◆ **INSTRUCTIONS FOR THE TASK**:
Which lines hold the word "walls"? Copy each one.

◆ **EXERCISE MATERIALS**:
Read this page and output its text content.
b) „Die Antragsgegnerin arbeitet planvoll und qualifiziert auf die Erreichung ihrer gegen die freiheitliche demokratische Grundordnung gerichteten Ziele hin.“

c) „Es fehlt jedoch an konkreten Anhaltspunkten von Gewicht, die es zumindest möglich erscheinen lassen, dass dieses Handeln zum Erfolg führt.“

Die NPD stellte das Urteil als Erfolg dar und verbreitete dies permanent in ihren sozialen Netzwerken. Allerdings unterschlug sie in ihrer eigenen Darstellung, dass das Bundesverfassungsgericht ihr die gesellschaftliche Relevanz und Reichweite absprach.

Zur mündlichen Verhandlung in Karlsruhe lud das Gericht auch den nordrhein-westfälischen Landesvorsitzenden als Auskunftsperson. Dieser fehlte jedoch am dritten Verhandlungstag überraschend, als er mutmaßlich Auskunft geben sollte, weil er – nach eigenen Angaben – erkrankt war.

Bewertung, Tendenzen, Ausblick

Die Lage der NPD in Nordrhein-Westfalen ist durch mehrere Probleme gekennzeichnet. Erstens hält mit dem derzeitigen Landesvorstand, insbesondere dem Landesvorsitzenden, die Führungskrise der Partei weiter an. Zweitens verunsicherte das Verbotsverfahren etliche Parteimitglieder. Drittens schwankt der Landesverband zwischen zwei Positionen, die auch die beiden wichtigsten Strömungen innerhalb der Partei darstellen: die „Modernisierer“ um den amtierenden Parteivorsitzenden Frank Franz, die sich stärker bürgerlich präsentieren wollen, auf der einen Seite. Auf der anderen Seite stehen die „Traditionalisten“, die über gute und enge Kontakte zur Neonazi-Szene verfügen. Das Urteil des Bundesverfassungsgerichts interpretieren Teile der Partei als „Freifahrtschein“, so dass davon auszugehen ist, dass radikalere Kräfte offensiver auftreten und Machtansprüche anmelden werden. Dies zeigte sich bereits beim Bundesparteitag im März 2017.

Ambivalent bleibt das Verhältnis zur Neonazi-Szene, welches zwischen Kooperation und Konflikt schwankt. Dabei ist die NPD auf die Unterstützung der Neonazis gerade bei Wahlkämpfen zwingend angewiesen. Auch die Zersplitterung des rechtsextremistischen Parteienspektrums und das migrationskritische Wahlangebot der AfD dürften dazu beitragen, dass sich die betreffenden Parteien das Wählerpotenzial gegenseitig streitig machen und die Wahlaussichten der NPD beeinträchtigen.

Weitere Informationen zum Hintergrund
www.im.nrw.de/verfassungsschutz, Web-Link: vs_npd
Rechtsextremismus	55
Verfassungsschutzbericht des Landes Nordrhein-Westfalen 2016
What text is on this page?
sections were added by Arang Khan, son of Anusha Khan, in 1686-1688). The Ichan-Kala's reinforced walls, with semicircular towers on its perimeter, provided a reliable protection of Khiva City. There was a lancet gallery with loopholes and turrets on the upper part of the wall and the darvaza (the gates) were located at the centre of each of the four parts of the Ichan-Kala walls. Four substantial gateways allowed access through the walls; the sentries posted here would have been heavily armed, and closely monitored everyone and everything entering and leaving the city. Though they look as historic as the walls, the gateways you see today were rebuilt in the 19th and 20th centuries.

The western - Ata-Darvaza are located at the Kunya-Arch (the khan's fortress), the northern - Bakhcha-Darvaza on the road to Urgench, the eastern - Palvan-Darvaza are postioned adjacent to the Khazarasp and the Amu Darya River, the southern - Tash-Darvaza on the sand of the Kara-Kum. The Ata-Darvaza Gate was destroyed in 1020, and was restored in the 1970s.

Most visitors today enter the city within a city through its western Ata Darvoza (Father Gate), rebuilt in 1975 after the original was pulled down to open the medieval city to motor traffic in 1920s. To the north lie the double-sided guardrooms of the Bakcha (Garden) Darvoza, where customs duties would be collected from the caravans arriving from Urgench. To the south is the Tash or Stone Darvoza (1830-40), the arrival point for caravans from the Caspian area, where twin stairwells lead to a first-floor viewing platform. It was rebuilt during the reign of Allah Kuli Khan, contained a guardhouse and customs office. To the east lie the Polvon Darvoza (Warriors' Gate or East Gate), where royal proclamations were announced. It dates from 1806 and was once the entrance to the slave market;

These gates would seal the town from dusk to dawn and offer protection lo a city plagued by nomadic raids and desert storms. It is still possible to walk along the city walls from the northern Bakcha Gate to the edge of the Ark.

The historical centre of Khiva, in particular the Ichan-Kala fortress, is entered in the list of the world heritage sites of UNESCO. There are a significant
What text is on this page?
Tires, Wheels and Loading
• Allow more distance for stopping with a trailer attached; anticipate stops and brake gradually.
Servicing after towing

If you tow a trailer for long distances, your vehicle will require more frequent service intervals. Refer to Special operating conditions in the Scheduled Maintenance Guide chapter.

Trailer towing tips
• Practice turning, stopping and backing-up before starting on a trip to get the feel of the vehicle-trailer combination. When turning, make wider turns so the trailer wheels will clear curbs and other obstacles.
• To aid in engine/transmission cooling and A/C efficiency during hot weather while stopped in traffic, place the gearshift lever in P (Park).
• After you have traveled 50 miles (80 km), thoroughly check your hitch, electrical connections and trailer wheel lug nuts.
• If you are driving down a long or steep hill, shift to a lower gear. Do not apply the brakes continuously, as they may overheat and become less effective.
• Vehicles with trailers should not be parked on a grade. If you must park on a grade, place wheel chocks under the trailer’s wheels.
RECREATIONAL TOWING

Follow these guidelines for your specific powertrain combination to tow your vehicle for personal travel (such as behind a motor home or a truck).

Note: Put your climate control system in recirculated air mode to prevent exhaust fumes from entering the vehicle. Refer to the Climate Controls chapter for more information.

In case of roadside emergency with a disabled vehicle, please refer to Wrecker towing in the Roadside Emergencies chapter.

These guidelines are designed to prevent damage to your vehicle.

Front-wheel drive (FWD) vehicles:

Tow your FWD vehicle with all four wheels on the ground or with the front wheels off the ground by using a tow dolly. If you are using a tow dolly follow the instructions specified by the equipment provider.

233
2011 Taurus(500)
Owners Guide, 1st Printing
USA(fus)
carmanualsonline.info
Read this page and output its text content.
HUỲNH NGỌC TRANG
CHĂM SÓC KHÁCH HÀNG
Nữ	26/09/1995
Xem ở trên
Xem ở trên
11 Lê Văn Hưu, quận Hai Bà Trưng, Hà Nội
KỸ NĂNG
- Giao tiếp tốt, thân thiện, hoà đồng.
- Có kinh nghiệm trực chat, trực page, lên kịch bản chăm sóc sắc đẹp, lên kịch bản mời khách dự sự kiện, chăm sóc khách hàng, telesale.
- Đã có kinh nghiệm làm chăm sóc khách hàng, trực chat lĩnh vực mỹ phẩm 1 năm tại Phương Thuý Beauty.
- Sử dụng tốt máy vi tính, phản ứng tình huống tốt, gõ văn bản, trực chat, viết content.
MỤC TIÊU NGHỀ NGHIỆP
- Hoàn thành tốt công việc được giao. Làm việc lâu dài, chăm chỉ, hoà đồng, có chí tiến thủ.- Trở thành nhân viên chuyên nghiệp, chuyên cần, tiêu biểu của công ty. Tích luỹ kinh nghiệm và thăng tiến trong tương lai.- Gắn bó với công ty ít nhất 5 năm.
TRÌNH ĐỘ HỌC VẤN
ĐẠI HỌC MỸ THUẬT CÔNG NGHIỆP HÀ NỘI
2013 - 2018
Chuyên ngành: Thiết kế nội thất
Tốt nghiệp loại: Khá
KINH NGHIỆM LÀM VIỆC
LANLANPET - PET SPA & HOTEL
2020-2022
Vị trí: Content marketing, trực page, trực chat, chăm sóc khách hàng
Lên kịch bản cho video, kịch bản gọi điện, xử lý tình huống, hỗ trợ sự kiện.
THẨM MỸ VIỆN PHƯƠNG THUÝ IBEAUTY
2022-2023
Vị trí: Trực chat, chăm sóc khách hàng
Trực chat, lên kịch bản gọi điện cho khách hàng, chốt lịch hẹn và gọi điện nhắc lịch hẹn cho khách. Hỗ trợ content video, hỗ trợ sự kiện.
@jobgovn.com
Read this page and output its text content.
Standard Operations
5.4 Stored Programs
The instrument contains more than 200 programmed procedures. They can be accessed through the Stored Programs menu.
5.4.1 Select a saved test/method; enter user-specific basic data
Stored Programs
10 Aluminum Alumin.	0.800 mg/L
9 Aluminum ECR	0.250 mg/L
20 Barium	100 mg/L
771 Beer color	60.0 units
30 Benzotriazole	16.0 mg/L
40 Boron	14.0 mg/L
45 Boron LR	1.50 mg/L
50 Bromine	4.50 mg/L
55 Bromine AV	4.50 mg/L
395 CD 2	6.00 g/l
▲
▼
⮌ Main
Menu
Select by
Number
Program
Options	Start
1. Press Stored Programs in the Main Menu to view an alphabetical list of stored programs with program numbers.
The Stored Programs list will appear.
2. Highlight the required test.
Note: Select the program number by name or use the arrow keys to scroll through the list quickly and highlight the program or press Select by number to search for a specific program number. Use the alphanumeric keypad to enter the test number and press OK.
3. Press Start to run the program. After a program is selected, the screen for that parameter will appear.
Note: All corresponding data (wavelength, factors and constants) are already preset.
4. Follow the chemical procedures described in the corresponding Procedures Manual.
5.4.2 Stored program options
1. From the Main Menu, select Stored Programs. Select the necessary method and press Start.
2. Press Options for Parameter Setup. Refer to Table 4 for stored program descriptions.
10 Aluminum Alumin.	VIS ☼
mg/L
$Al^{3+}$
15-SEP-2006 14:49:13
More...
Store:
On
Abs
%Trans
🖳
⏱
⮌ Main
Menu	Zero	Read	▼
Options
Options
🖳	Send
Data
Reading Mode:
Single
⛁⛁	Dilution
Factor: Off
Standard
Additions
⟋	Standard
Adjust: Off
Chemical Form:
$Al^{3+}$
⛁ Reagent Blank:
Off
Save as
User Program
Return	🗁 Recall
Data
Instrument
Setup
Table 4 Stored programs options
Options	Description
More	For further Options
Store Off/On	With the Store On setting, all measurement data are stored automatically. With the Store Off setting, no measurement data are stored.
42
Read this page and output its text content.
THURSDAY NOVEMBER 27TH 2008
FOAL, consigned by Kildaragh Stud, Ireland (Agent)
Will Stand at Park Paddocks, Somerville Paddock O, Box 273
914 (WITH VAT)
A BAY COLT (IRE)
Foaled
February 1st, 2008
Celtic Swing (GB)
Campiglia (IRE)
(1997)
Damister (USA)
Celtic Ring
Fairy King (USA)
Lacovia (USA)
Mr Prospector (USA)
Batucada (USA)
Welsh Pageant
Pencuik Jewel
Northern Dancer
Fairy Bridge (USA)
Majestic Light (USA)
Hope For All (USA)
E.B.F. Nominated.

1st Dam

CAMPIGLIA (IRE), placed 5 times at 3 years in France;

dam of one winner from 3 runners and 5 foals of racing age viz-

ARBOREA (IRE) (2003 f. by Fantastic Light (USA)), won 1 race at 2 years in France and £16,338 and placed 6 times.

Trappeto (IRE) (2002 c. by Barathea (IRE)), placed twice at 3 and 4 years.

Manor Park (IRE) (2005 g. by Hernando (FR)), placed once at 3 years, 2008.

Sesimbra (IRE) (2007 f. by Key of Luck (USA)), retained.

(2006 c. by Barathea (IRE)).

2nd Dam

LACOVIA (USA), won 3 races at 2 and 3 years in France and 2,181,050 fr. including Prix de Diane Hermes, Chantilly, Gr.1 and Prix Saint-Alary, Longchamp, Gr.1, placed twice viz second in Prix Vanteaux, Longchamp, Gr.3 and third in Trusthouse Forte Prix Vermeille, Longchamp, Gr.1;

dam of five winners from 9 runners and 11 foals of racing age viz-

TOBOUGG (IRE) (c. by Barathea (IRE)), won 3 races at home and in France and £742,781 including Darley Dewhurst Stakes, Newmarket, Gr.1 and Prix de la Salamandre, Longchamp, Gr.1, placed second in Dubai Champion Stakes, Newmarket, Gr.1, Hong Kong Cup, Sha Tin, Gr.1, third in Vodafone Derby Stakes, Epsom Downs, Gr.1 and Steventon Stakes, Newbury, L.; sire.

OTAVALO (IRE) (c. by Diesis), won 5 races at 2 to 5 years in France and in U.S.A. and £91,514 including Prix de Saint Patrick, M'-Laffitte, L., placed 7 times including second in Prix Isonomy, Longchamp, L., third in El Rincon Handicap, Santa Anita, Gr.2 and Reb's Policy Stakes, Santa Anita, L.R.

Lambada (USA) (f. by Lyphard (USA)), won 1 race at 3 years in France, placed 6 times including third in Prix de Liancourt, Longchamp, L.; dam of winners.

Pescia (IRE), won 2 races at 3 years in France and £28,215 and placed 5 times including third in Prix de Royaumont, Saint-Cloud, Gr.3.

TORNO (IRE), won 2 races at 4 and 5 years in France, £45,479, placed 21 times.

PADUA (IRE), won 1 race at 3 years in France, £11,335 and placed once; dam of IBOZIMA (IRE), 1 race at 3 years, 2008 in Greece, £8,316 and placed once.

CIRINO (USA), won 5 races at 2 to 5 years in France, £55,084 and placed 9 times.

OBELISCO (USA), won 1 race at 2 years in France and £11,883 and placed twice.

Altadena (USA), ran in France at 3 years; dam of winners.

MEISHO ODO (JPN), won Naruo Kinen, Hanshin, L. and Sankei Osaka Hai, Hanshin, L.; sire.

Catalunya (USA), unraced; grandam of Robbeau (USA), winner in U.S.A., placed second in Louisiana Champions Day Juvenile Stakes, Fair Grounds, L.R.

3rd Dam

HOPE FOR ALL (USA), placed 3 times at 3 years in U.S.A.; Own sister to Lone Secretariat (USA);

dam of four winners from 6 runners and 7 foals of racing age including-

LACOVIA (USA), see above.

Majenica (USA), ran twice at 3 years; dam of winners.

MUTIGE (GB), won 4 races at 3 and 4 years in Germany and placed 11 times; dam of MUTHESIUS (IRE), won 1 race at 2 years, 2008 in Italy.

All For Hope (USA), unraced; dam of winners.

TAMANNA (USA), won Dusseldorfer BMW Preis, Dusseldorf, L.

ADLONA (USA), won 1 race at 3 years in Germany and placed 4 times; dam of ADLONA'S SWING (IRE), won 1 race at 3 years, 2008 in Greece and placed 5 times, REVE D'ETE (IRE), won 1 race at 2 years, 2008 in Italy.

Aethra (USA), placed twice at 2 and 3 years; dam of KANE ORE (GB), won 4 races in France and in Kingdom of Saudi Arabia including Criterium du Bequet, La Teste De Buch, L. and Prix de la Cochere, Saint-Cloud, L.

◆ **SOLVED PROBLEM**:
sections were added by Arang Khan, son of Anusha Khan, in 1686-1688). The Ichan-Kala's reinforced walls, with semicircular towers on its perimeter, provided a reliable protection of Khiva City. There was a lancet gallery with loopholes and turrets on the upper part of the wall and the darvaza (the gates) were located at the centre of each of the four parts of the Ichan-Kala walls. Four substantial gateways allowed access through the walls; the sentries posted here would have been heavily armed, and closely monitored everyone and everything entering and leaving the city. Though they look as historic as the walls, the gateways you see today were rebuilt in the 19th and 20th centuries.
These gates would seal the town from dusk to dawn and offer protection lo a city plagued by nomadic raids and desert storms. It is still possible to walk along the city walls from the northern Bakcha Gate to the edge of the Ark.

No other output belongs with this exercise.